WORK TO BE COMPLETED:
Transcribe the listing in full, excluding any pictures.

AVAILABLE RECORDS:
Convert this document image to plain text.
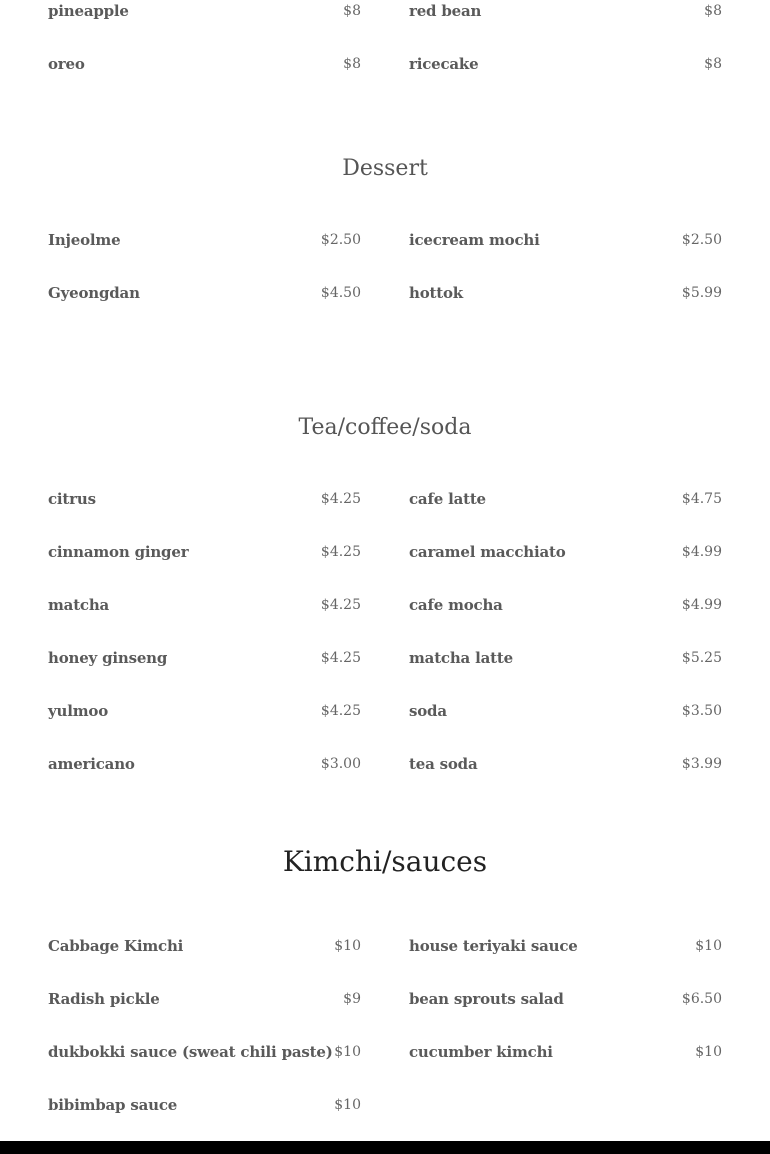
pineapple	$8	red bean	$8
oreo	$8	ricecake	$8
Dessert
Injeolme	$2.50	icecream mochi	$2.50
Gyeongdan	$4.50	hottok	$5.99
Tea/coffee/soda
citrus	$4.25	cafe latte	$4.75
cinnamon ginger	$4.25	caramel macchiato	$4.99
matcha	$4.25	cafe mocha	$4.99
honey ginseng	$4.25	matcha latte	$5.25
yulmoo	$4.25	soda	$3.50
americano	$3.00	tea soda	$3.99
Kimchi/sauces
Cabbage Kimchi	$10	house teriyaki sauce	$10
Radish pickle	$9	bean sprouts salad	$6.50
dukbokki sauce (sweat chili paste) $10	cucumber kimchi	$10
bibimbap sauce	$10
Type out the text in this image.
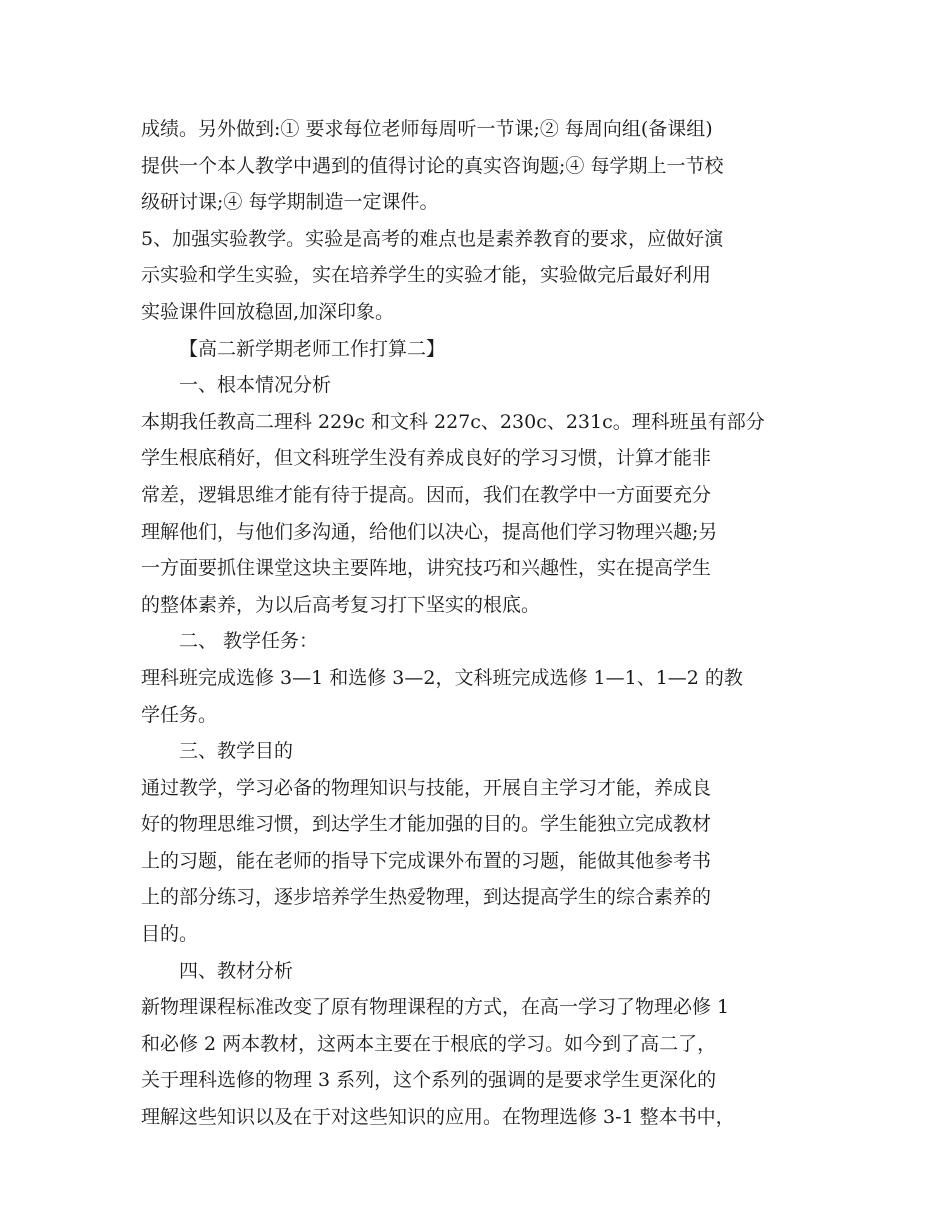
成绩。另外做到:① 要求每位老师每周听一节课;② 每周向组(备课组)
提供一个本人教学中遇到的值得讨论的真实咨询题;④ 每学期上一节校
级研讨课;④ 每学期制造一定课件。
5、加强实验教学。实验是高考的难点也是素养教育的要求，应做好演
示实验和学生实验，实在培养学生的实验才能，实验做完后最好利用
实验课件回放稳固,加深印象。
【高二新学期老师工作打算二】
一、根本情况分析
本期我任教高二理科 229c 和文科 227c、230c、231c。理科班虽有部分
学生根底稍好，但文科班学生没有养成良好的学习习惯，计算才能非
常差，逻辑思维才能有待于提高。因而，我们在教学中一方面要充分
理解他们，与他们多沟通，给他们以决心，提高他们学习物理兴趣;另
一方面要抓住课堂这块主要阵地，讲究技巧和兴趣性，实在提高学生
的整体素养，为以后高考复习打下坚实的根底。
二、 教学任务：
理科班完成选修 3—1 和选修 3—2，文科班完成选修 1—1、1—2 的教
学任务。
三、教学目的
通过教学，学习必备的物理知识与技能，开展自主学习才能，养成良
好的物理思维习惯，到达学生才能加强的目的。学生能独立完成教材
上的习题，能在老师的指导下完成课外布置的习题，能做其他参考书
上的部分练习，逐步培养学生热爱物理，到达提高学生的综合素养的
目的。
四、教材分析
新物理课程标准改变了原有物理课程的方式，在高一学习了物理必修 1
和必修 2 两本教材，这两本主要在于根底的学习。如今到了高二了，
关于理科选修的物理 3 系列，这个系列的强调的是要求学生更深化的
理解这些知识以及在于对这些知识的应用。在物理选修 3-1 整本书中，
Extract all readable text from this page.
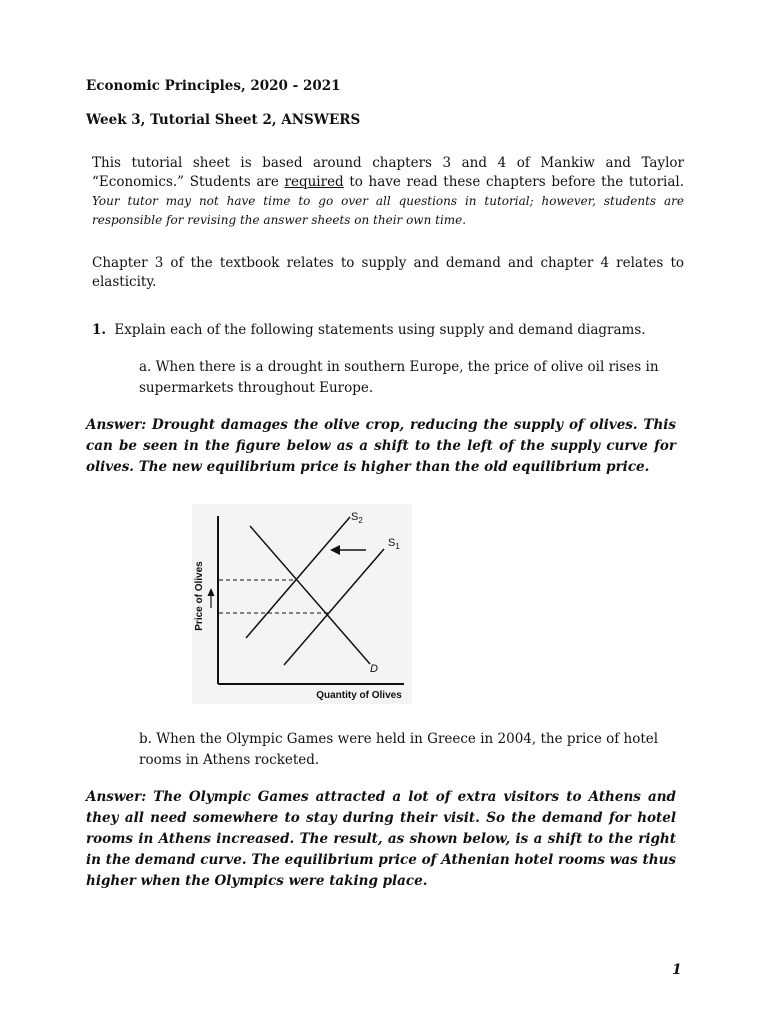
Economic Principles, 2020 - 2021
Week 3, Tutorial Sheet 2, ANSWERS
This tutorial sheet is based around chapters 3 and 4 of Mankiw and Taylor “Economics.” Students are required to have read these chapters before the tutorial. Your tutor may not have time to go over all questions in tutorial; however, students are responsible for revising the answer sheets on their own time.
Chapter 3 of the textbook relates to supply and demand and chapter 4 relates to elasticity.
1. Explain each of the following statements using supply and demand diagrams.
a. When there is a drought in southern Europe, the price of olive oil rises in supermarkets throughout Europe.
Answer: Drought damages the olive crop, reducing the supply of olives. This can be seen in the figure below as a shift to the left of the supply curve for olives. The new equilibrium price is higher than the old equilibrium price.
$S_2$
$S_1$
D
Price of Olives
Quantity of Olives
b. When the Olympic Games were held in Greece in 2004, the price of hotel rooms in Athens rocketed.
Answer: The Olympic Games attracted a lot of extra visitors to Athens and they all need somewhere to stay during their visit. So the demand for hotel rooms in Athens increased. The result, as shown below, is a shift to the right in the demand curve. The equilibrium price of Athenian hotel rooms was thus higher when the Olympics were taking place.
1
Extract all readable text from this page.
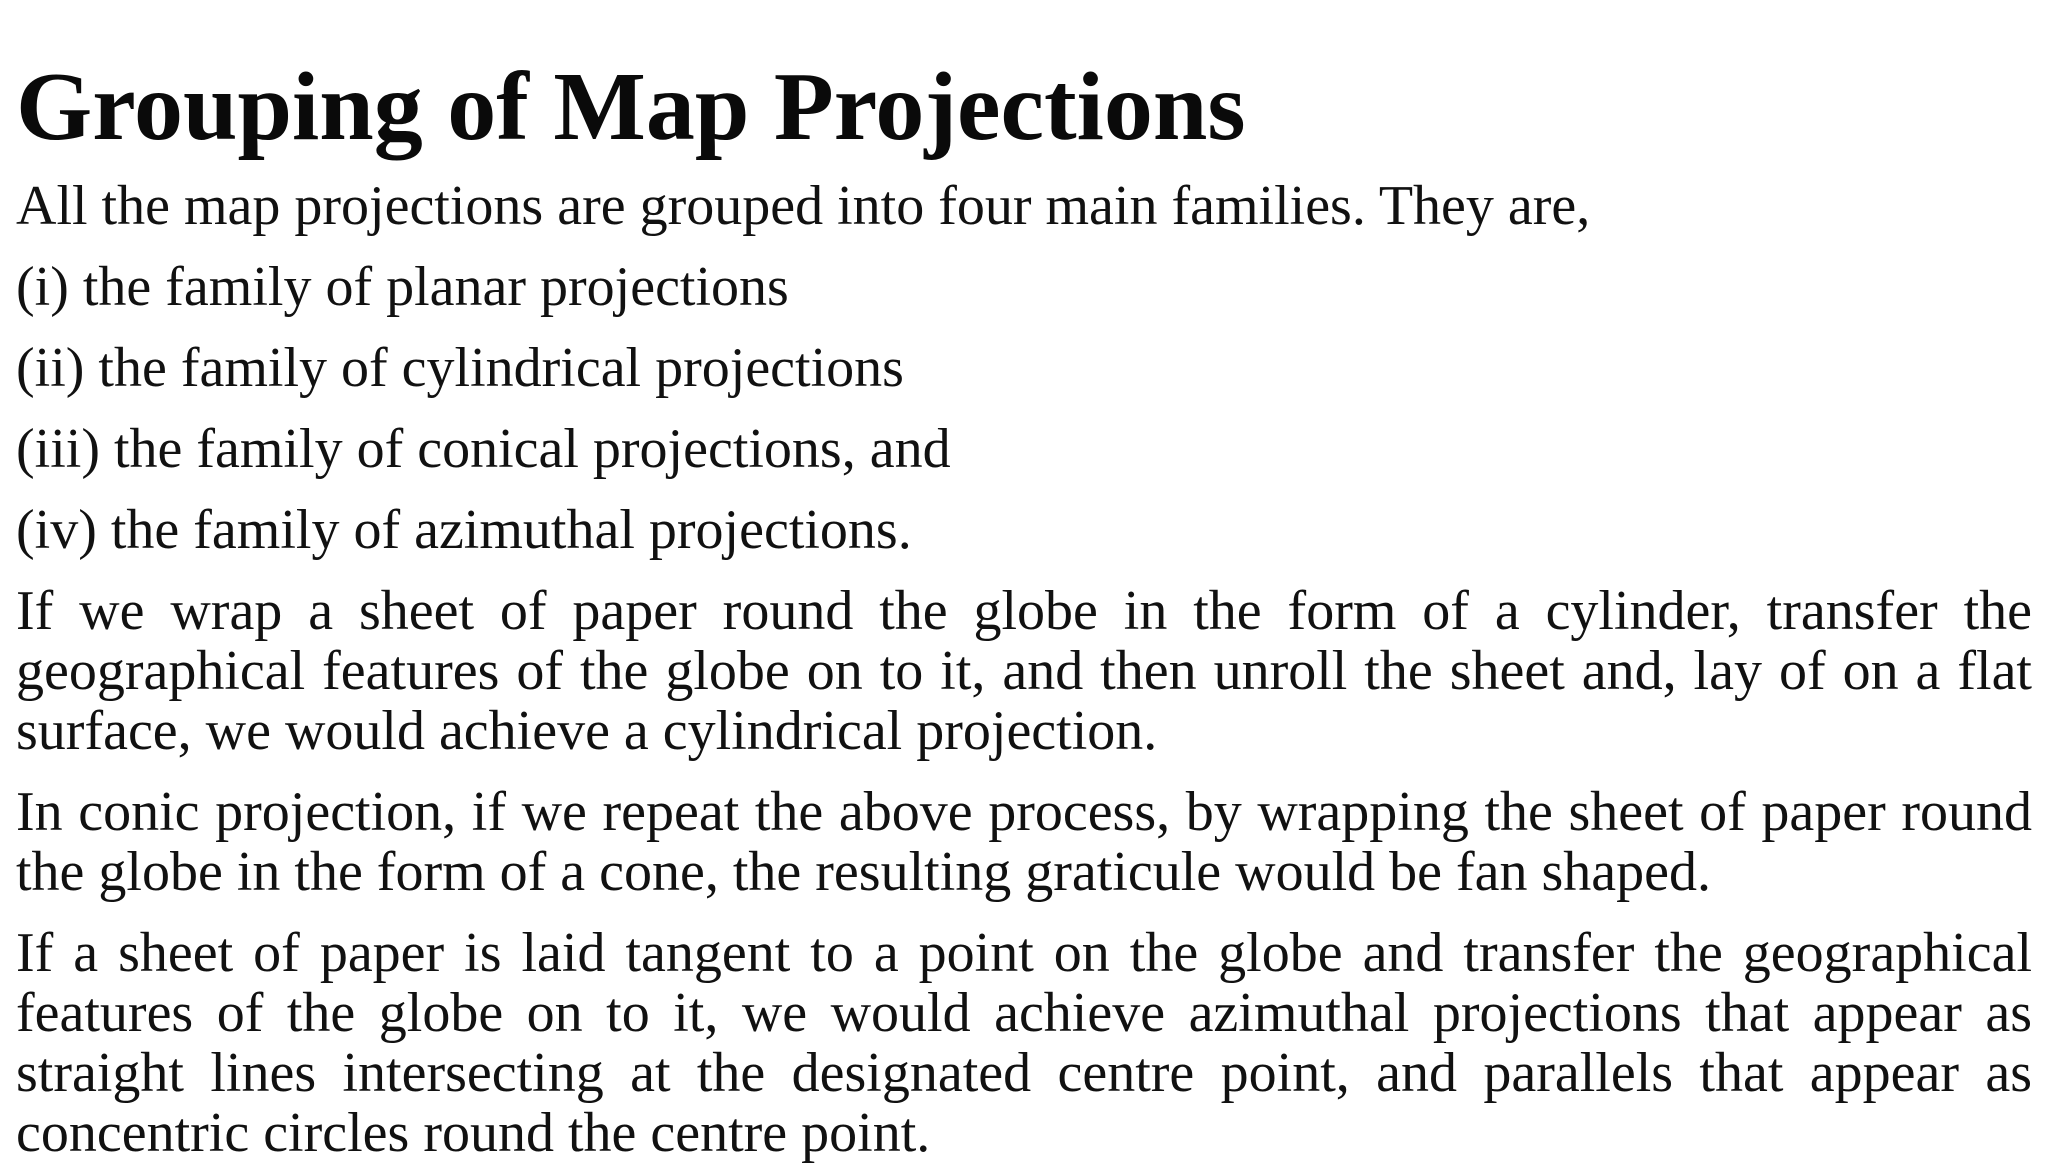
Grouping of Map Projections

All the map projections are grouped into four main families. They are,

(i) the family of planar projections

(ii) the family of cylindrical projections

(iii) the family of conical projections, and

(iv) the family of azimuthal projections.

If we wrap a sheet of paper round the globe in the form of a cylinder, transfer the geographical features of the globe on to it, and then unroll the sheet and, lay of on a flat surface, we would achieve a cylindrical projection.

In conic projection, if we repeat the above process, by wrapping the sheet of paper round the globe in the form of a cone, the resulting graticule would be fan shaped.

If a sheet of paper is laid tangent to a point on the globe and transfer the geographical features of the globe on to it, we would achieve azimuthal projections that appear as straight lines intersecting at the designated centre point, and parallels that appear as concentric circles round the centre point.
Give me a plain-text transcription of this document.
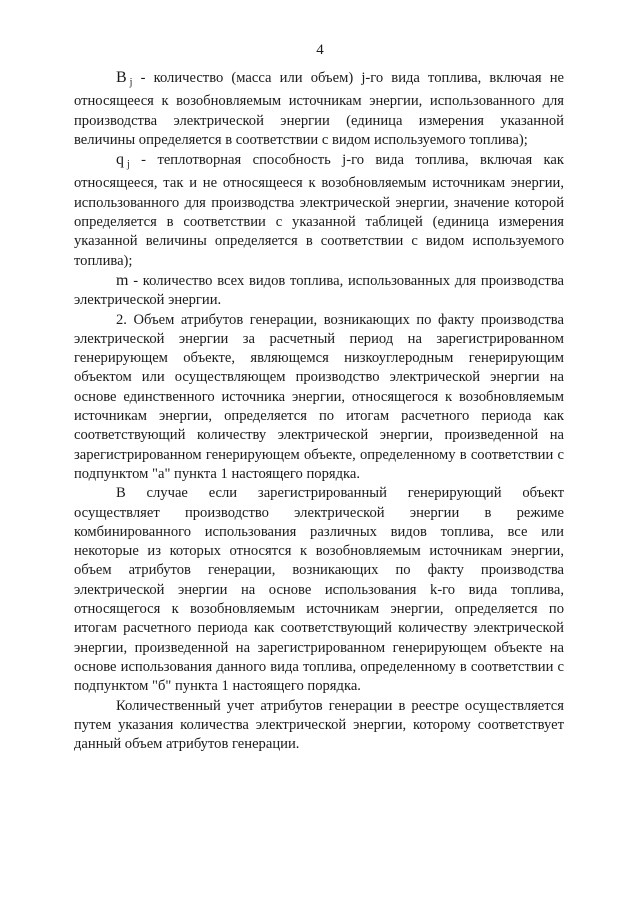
4

B $_j$ - количество (масса или объем) j-го вида топлива, включая не относящееся к возобновляемым источникам энергии, использованного для производства электрической энергии (единица измерения указанной величины определяется в соответствии с видом используемого топлива);

q $_j$ - теплотворная способность j-го вида топлива, включая как относящееся, так и не относящееся к возобновляемым источникам энергии, использованного для производства электрической энергии, значение которой определяется в соответствии с указанной таблицей (единица измерения указанной величины определяется в соответствии с видом используемого топлива);

m - количество всех видов топлива, использованных для производства электрической энергии.

2. Объем атрибутов генерации, возникающих по факту производства электрической энергии за расчетный период на зарегистрированном генерирующем объекте, являющемся низкоуглеродным генерирующим объектом или осуществляющем производство электрической энергии на основе единственного источника энергии, относящегося к возобновляемым источникам энергии, определяется по итогам расчетного периода как соответствующий количеству электрической энергии, произведенной на зарегистрированном генерирующем объекте, определенному в соответствии с подпунктом "а" пункта 1 настоящего порядка.

В случае если зарегистрированный генерирующий объект осуществляет производство электрической энергии в режиме комбинированного использования различных видов топлива, все или некоторые из которых относятся к возобновляемым источникам энергии, объем атрибутов генерации, возникающих по факту производства электрической энергии на основе использования k-го вида топлива, относящегося к возобновляемым источникам энергии, определяется по итогам расчетного периода как соответствующий количеству электрической энергии, произведенной на зарегистрированном генерирующем объекте на основе использования данного вида топлива, определенному в соответствии с подпунктом "б" пункта 1 настоящего порядка.

Количественный учет атрибутов генерации в реестре осуществляется путем указания количества электрической энергии, которому соответствует данный объем атрибутов генерации.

FINISHED ANSWER:
Convert this document image to plain text.
pineapple	$8	red bean	$8
oreo	$8	ricecake	$8
Dessert
Injeolme	$2.50	icecream mochi	$2.50
Gyeongdan	$4.50	hottok	$5.99
Tea/coffee/soda
citrus	$4.25	cafe latte	$4.75
cinnamon ginger	$4.25	caramel macchiato	$4.99
matcha	$4.25	cafe mocha	$4.99
honey ginseng	$4.25	matcha latte	$5.25
yulmoo	$4.25	soda	$3.50
americano	$3.00	tea soda	$3.99
Kimchi/sauces
Cabbage Kimchi	$10	house teriyaki sauce	$10
Radish pickle	$9	bean sprouts salad	$6.50
dukbokki sauce (sweat chili paste) $10	cucumber kimchi	$10
bibimbap sauce	$10
Type out the text in this image.
成绩。另外做到:① 要求每位老师每周听一节课;② 每周向组(备课组)
提供一个本人教学中遇到的值得讨论的真实咨询题;④ 每学期上一节校
级研讨课;④ 每学期制造一定课件。
5、加强实验教学。实验是高考的难点也是素养教育的要求，应做好演
示实验和学生实验，实在培养学生的实验才能，实验做完后最好利用
实验课件回放稳固,加深印象。
【高二新学期老师工作打算二】
一、根本情况分析
本期我任教高二理科 229c 和文科 227c、230c、231c。理科班虽有部分
学生根底稍好，但文科班学生没有养成良好的学习习惯，计算才能非
常差，逻辑思维才能有待于提高。因而，我们在教学中一方面要充分
理解他们，与他们多沟通，给他们以决心，提高他们学习物理兴趣;另
一方面要抓住课堂这块主要阵地，讲究技巧和兴趣性，实在提高学生
的整体素养，为以后高考复习打下坚实的根底。
二、 教学任务：
理科班完成选修 3—1 和选修 3—2，文科班完成选修 1—1、1—2 的教
学任务。
三、教学目的
通过教学，学习必备的物理知识与技能，开展自主学习才能，养成良
好的物理思维习惯，到达学生才能加强的目的。学生能独立完成教材
上的习题，能在老师的指导下完成课外布置的习题，能做其他参考书
上的部分练习，逐步培养学生热爱物理，到达提高学生的综合素养的
目的。
四、教材分析
新物理课程标准改变了原有物理课程的方式，在高一学习了物理必修 1
和必修 2 两本教材，这两本主要在于根底的学习。如今到了高二了，
关于理科选修的物理 3 系列，这个系列的强调的是要求学生更深化的
理解这些知识以及在于对这些知识的应用。在物理选修 3-1 整本书中，
Extract all readable text from this page.
Economic Principles, 2020 - 2021
Week 3, Tutorial Sheet 2, ANSWERS
This tutorial sheet is based around chapters 3 and 4 of Mankiw and Taylor “Economics.” Students are required to have read these chapters before the tutorial. Your tutor may not have time to go over all questions in tutorial; however, students are responsible for revising the answer sheets on their own time.
Chapter 3 of the textbook relates to supply and demand and chapter 4 relates to elasticity.
1. Explain each of the following statements using supply and demand diagrams.
a. When there is a drought in southern Europe, the price of olive oil rises in supermarkets throughout Europe.
Answer: Drought damages the olive crop, reducing the supply of olives. This can be seen in the figure below as a shift to the left of the supply curve for olives. The new equilibrium price is higher than the old equilibrium price.
$S_2$
$S_1$
D
Price of Olives
Quantity of Olives
b. When the Olympic Games were held in Greece in 2004, the price of hotel rooms in Athens rocketed.
Answer: The Olympic Games attracted a lot of extra visitors to Athens and they all need somewhere to stay during their visit. So the demand for hotel rooms in Athens increased. The result, as shown below, is a shift to the right in the demand curve. The equilibrium price of Athenian hotel rooms was thus higher when the Olympics were taking place.
1
Extract all readable text from this page.
Grouping of Map Projections

All the map projections are grouped into four main families. They are,

(i) the family of planar projections

(ii) the family of cylindrical projections

(iii) the family of conical projections, and

(iv) the family of azimuthal projections.

If we wrap a sheet of paper round the globe in the form of a cylinder, transfer the geographical features of the globe on to it, and then unroll the sheet and, lay of on a flat surface, we would achieve a cylindrical projection.

In conic projection, if we repeat the above process, by wrapping the sheet of paper round the globe in the form of a cone, the resulting graticule would be fan shaped.

If a sheet of paper is laid tangent to a point on the globe and transfer the geographical features of the globe on to it, we would achieve azimuthal projections that appear as straight lines intersecting at the designated centre point, and parallels that appear as concentric circles round the centre point.
Give me a plain-text transcription of this document.
4

B $_j$ - количество (масса или объем) j-го вида топлива, включая не относящееся к возобновляемым источникам энергии, использованного для производства электрической энергии (единица измерения указанной величины определяется в соответствии с видом используемого топлива);

q $_j$ - теплотворная способность j-го вида топлива, включая как относящееся, так и не относящееся к возобновляемым источникам энергии, использованного для производства электрической энергии, значение которой определяется в соответствии с указанной таблицей (единица измерения указанной величины определяется в соответствии с видом используемого топлива);

m - количество всех видов топлива, использованных для производства электрической энергии.

2. Объем атрибутов генерации, возникающих по факту производства электрической энергии за расчетный период на зарегистрированном генерирующем объекте, являющемся низкоуглеродным генерирующим объектом или осуществляющем производство электрической энергии на основе единственного источника энергии, относящегося к возобновляемым источникам энергии, определяется по итогам расчетного периода как соответствующий количеству электрической энергии, произведенной на зарегистрированном генерирующем объекте, определенному в соответствии с подпунктом "а" пункта 1 настоящего порядка.

В случае если зарегистрированный генерирующий объект осуществляет производство электрической энергии в режиме комбинированного использования различных видов топлива, все или некоторые из которых относятся к возобновляемым источникам энергии, объем атрибутов генерации, возникающих по факту производства электрической энергии на основе использования k-го вида топлива, относящегося к возобновляемым источникам энергии, определяется по итогам расчетного периода как соответствующий количеству электрической энергии, произведенной на зарегистрированном генерирующем объекте на основе использования данного вида топлива, определенному в соответствии с подпунктом "б" пункта 1 настоящего порядка.

Количественный учет атрибутов генерации в реестре осуществляется путем указания количества электрической энергии, которому соответствует данный объем атрибутов генерации.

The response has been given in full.